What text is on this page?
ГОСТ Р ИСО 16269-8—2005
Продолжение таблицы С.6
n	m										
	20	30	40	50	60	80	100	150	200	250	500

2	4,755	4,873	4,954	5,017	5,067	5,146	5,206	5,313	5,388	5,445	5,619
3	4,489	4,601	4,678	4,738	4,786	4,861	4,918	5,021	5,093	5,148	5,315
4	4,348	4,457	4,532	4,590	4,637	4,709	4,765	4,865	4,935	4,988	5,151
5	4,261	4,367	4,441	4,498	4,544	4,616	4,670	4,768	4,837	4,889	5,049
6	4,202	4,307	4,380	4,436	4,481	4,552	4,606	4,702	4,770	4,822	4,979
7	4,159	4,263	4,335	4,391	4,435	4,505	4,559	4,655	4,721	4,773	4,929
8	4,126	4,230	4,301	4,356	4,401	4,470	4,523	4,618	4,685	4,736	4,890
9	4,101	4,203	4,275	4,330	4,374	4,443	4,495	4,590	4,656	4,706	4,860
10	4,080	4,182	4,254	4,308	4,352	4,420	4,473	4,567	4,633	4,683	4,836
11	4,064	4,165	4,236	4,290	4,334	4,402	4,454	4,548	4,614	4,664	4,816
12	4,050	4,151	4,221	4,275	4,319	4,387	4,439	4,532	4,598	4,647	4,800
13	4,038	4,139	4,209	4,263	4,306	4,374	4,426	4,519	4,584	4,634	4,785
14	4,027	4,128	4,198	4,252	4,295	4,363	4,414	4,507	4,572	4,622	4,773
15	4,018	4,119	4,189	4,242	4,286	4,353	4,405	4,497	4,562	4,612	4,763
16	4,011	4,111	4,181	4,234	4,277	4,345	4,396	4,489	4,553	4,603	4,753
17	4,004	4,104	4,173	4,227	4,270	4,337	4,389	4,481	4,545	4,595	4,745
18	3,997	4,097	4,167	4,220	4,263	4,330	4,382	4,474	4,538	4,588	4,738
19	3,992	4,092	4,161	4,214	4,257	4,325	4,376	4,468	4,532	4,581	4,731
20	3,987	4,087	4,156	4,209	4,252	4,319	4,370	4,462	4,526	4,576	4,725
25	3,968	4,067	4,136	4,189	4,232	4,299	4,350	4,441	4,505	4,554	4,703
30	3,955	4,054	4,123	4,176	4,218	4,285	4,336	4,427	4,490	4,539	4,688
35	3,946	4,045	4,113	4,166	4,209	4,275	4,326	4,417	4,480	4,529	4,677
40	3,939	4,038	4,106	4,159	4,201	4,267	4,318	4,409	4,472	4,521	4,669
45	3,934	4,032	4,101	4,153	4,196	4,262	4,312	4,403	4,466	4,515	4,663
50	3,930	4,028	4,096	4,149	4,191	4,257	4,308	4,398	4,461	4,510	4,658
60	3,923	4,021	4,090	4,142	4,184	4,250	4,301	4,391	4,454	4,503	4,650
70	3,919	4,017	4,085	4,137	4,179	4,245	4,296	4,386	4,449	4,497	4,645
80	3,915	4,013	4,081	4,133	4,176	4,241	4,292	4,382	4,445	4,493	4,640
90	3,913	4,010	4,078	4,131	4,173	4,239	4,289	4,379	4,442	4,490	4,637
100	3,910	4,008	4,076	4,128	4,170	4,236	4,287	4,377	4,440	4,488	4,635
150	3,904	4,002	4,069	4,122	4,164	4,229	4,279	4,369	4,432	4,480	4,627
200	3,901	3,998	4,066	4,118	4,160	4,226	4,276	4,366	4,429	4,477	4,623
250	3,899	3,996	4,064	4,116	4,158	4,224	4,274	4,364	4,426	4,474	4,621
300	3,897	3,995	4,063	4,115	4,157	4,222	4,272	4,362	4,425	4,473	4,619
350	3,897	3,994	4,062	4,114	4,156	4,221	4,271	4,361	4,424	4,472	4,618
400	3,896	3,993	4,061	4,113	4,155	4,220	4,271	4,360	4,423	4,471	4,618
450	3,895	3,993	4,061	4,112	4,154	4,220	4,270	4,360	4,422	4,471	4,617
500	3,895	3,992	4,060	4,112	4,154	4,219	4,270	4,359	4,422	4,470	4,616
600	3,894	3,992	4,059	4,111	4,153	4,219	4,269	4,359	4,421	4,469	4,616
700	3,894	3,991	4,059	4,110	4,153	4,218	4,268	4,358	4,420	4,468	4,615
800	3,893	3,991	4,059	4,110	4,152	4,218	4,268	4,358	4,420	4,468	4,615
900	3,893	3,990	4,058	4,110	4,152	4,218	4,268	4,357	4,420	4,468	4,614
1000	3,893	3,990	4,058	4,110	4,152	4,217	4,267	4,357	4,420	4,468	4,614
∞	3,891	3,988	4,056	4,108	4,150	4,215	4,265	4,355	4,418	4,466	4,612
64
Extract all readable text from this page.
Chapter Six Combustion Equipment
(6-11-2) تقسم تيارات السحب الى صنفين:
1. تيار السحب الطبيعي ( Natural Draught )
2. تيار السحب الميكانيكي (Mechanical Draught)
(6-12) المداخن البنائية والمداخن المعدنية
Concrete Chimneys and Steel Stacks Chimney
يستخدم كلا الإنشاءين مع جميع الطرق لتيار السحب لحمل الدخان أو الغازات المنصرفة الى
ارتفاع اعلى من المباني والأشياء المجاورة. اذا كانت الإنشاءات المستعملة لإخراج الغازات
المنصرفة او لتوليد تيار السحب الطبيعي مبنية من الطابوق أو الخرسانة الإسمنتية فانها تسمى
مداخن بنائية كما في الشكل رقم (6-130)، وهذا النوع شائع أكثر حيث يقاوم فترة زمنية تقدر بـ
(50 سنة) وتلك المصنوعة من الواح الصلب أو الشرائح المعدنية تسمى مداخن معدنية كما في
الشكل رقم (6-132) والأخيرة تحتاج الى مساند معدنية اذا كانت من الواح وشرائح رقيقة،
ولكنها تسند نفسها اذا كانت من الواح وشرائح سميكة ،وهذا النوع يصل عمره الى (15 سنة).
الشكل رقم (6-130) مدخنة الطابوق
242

——

> _WHAT IS ASKED_
Scan the data above and copy every line with "this" in it.

> _REPLY TO THE TASK_
What text is on this page?
Extract all readable text from this page.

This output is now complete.